Write down each entry again, exactly as it reads.

-- Records supplied start --

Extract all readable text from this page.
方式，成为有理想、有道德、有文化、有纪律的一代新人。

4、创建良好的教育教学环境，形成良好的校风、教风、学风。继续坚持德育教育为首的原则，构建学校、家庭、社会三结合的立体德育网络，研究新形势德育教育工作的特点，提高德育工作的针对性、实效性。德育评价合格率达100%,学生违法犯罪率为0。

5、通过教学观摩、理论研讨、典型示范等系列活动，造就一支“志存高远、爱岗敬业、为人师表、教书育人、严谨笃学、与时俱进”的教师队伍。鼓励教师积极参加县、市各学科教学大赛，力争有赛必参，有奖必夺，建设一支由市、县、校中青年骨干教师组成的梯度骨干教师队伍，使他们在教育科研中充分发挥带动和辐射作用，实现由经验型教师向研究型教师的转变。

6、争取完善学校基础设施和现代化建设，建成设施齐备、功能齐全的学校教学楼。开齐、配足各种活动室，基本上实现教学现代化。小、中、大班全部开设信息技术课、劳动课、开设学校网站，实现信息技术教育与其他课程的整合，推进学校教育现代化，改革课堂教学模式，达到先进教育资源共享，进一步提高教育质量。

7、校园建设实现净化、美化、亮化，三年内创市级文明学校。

-- Records supplied end --

Complete output =>
Extract all readable text from this page.
方式，成为有理想、有道德、有文化、有纪律的一代新人。

4、创建良好的教育教学环境，形成良好的校风、教风、学风。继续坚持德育教育为首的原则，构建学校、家庭、社会三结合的立体德育网络，研究新形势德育教育工作的特点，提高德育工作的针对性、实效性。德育评价合格率达100%,学生违法犯罪率为0。

5、通过教学观摩、理论研讨、典型示范等系列活动，造就一支“志存高远、爱岗敬业、为人师表、教书育人、严谨笃学、与时俱进”的教师队伍。鼓励教师积极参加县、市各学科教学大赛，力争有赛必参，有奖必夺，建设一支由市、县、校中青年骨干教师组成的梯度骨干教师队伍，使他们在教育科研中充分发挥带动和辐射作用，实现由经验型教师向研究型教师的转变。

6、争取完善学校基础设施和现代化建设，建成设施齐备、功能齐全的学校教学楼。开齐、配足各种活动室，基本上实现教学现代化。小、中、大班全部开设信息技术课、劳动课、开设学校网站，实现信息技术教育与其他课程的整合，推进学校教育现代化，改革课堂教学模式，达到先进教育资源共享，进一步提高教育质量。

7、校园建设实现净化、美化、亮化，三年内创市级文明学校。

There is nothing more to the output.